EXERCISE INSTRUCTIONS>
What you return should be the lines of the data containing "Cultuurhistorie", each in full.

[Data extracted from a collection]
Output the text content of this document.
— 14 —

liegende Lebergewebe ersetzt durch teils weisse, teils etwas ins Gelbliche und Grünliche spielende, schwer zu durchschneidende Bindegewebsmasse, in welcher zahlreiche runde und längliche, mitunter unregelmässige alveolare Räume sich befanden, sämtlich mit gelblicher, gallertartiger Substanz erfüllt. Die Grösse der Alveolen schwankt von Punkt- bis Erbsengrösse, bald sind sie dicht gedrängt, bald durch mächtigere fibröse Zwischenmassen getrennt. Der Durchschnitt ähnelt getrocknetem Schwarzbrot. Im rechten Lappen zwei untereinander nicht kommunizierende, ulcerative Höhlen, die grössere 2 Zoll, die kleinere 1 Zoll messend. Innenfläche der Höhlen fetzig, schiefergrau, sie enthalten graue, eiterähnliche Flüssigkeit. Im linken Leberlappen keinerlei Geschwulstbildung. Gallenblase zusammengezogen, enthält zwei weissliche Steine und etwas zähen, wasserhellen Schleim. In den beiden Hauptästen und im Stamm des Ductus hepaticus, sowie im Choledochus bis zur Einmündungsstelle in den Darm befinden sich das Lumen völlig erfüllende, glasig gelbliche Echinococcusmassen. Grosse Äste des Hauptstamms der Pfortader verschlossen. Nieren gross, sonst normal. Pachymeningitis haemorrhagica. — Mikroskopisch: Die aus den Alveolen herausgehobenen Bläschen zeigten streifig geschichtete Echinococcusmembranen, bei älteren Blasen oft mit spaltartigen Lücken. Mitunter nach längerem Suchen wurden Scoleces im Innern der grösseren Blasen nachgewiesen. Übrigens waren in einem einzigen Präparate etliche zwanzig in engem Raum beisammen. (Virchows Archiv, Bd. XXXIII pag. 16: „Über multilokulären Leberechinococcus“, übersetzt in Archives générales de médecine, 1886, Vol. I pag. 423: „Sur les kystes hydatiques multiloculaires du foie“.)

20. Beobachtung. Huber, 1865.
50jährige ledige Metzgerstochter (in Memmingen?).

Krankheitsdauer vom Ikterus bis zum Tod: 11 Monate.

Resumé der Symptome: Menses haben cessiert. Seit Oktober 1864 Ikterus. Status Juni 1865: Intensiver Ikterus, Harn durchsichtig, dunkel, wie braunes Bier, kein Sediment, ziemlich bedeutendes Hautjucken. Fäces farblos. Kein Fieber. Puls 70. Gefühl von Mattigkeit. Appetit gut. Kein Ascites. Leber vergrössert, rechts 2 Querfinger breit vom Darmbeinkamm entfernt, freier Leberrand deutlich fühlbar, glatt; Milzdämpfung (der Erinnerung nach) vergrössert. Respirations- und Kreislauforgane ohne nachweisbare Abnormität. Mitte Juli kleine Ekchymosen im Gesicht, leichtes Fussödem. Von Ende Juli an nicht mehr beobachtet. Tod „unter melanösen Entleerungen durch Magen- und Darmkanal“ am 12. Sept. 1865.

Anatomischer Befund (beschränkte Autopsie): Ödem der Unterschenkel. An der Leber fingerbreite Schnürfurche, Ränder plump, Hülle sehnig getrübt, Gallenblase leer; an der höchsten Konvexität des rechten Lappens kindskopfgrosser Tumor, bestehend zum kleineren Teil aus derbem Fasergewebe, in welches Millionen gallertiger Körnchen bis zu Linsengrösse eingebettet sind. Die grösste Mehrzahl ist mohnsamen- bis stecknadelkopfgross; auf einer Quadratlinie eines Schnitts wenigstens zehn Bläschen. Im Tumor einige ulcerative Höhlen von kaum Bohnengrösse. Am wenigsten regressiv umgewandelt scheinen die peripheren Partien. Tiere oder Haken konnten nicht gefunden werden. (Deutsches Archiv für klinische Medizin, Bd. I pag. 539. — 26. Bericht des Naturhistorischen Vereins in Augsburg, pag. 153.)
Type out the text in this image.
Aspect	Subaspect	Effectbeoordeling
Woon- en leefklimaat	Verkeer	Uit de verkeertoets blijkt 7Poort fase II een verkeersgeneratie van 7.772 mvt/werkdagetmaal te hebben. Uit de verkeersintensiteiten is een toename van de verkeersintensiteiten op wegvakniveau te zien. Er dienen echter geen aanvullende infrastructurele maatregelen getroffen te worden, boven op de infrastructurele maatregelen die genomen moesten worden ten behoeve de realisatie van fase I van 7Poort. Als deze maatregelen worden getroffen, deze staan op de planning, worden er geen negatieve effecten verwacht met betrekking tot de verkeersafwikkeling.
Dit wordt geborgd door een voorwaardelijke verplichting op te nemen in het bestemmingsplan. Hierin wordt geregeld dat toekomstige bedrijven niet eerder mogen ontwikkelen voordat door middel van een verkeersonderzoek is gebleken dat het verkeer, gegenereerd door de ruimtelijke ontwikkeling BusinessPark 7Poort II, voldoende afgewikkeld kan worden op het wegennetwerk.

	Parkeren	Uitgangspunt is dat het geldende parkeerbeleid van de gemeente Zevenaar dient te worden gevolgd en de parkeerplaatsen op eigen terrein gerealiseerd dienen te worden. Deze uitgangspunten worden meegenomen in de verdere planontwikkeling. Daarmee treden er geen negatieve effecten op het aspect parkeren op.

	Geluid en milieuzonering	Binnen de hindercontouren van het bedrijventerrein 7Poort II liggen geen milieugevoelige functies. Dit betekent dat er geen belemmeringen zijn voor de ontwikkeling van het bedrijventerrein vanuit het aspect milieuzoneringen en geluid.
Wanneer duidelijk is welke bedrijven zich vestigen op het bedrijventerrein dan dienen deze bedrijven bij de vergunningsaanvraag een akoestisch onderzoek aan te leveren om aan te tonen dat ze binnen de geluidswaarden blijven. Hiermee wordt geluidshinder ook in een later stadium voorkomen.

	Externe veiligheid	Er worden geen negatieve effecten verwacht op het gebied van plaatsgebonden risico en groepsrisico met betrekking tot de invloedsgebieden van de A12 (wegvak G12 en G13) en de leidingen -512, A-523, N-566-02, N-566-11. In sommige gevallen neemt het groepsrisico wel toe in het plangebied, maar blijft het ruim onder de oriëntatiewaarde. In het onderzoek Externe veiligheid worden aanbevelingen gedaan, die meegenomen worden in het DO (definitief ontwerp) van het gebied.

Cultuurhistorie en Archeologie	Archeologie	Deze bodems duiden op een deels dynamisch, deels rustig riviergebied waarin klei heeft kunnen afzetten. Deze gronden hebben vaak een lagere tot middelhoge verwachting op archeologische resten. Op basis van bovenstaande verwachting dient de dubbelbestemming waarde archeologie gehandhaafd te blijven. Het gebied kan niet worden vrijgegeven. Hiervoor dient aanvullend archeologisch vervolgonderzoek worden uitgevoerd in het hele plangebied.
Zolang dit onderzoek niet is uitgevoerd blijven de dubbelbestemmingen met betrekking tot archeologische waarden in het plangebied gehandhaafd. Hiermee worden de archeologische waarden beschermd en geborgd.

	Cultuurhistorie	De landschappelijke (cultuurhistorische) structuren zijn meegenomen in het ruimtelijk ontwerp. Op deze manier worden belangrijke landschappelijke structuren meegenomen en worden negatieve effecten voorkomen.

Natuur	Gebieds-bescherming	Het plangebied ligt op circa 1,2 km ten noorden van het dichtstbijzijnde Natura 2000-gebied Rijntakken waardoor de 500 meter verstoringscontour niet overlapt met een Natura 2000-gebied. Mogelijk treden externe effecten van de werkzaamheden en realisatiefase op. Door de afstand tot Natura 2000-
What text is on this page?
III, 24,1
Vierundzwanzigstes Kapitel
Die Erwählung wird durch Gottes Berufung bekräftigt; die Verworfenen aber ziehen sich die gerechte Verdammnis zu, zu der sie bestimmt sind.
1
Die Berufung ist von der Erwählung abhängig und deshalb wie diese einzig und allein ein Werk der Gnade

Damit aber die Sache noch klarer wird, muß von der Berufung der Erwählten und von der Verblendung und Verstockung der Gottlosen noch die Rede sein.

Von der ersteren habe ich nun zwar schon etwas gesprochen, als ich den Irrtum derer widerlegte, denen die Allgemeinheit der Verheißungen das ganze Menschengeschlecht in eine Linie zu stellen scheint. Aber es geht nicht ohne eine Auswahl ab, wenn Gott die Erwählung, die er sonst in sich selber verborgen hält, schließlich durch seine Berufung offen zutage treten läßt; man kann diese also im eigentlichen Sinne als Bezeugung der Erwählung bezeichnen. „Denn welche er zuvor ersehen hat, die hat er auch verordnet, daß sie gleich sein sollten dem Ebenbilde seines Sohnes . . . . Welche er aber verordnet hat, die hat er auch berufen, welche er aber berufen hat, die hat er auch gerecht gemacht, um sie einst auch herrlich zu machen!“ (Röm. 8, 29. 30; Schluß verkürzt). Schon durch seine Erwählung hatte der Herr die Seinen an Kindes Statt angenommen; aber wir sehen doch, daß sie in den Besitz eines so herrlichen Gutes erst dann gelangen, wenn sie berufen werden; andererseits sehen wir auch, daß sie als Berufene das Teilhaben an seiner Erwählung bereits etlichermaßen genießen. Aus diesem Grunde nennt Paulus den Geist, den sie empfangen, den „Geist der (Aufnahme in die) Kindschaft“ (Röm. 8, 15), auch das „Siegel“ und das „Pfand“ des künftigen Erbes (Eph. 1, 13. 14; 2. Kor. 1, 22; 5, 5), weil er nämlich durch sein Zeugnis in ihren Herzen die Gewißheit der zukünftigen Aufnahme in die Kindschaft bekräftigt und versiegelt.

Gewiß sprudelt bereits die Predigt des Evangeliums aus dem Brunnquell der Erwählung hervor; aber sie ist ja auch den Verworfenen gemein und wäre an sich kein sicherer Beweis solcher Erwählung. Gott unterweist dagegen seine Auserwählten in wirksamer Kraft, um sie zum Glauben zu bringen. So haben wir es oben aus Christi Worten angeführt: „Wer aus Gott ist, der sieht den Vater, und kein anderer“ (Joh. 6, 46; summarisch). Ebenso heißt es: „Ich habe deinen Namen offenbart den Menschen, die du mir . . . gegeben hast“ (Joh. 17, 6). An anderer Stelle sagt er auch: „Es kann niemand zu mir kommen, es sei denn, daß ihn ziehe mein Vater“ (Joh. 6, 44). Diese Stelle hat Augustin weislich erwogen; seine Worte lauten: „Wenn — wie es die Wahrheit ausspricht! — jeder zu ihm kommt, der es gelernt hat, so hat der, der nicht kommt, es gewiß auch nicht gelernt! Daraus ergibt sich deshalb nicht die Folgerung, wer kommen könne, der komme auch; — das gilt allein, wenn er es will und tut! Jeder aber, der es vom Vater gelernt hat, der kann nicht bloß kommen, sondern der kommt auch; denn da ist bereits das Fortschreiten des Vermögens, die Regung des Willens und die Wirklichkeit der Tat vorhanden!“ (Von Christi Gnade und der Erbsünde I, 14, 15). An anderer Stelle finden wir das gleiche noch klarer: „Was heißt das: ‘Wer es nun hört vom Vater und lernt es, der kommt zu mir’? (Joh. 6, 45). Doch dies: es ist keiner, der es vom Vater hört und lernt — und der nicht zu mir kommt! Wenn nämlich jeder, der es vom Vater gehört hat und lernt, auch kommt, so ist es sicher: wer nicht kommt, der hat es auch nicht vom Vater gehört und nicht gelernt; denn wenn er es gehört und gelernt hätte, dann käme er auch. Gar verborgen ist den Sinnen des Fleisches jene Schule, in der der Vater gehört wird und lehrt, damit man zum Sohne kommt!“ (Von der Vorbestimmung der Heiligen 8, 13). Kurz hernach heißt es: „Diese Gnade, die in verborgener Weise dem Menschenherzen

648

TASK OUTPUT>
Cultuurhistorie en Archeologie	Archeologie	Deze bodems duiden op een deels dynamisch, deels rustig riviergebied waarin klei heeft kunnen afzetten. Deze gronden hebben vaak een lagere tot middelhoge verwachting op archeologische resten. Op basis van bovenstaande verwachting dient de dubbelbestemming waarde archeologie gehandhaafd te blijven. Het gebied kan niet worden vrijgegeven. Hiervoor dient aanvullend archeologisch vervolgonderzoek worden uitgevoerd in het hele plangebied.
	Cultuurhistorie	De landschappelijke (cultuurhistorische) structuren zijn meegenomen in het ruimtelijk ontwerp. Op deze manier worden belangrijke landschappelijke structuren meegenomen en worden negatieve effecten voorkomen.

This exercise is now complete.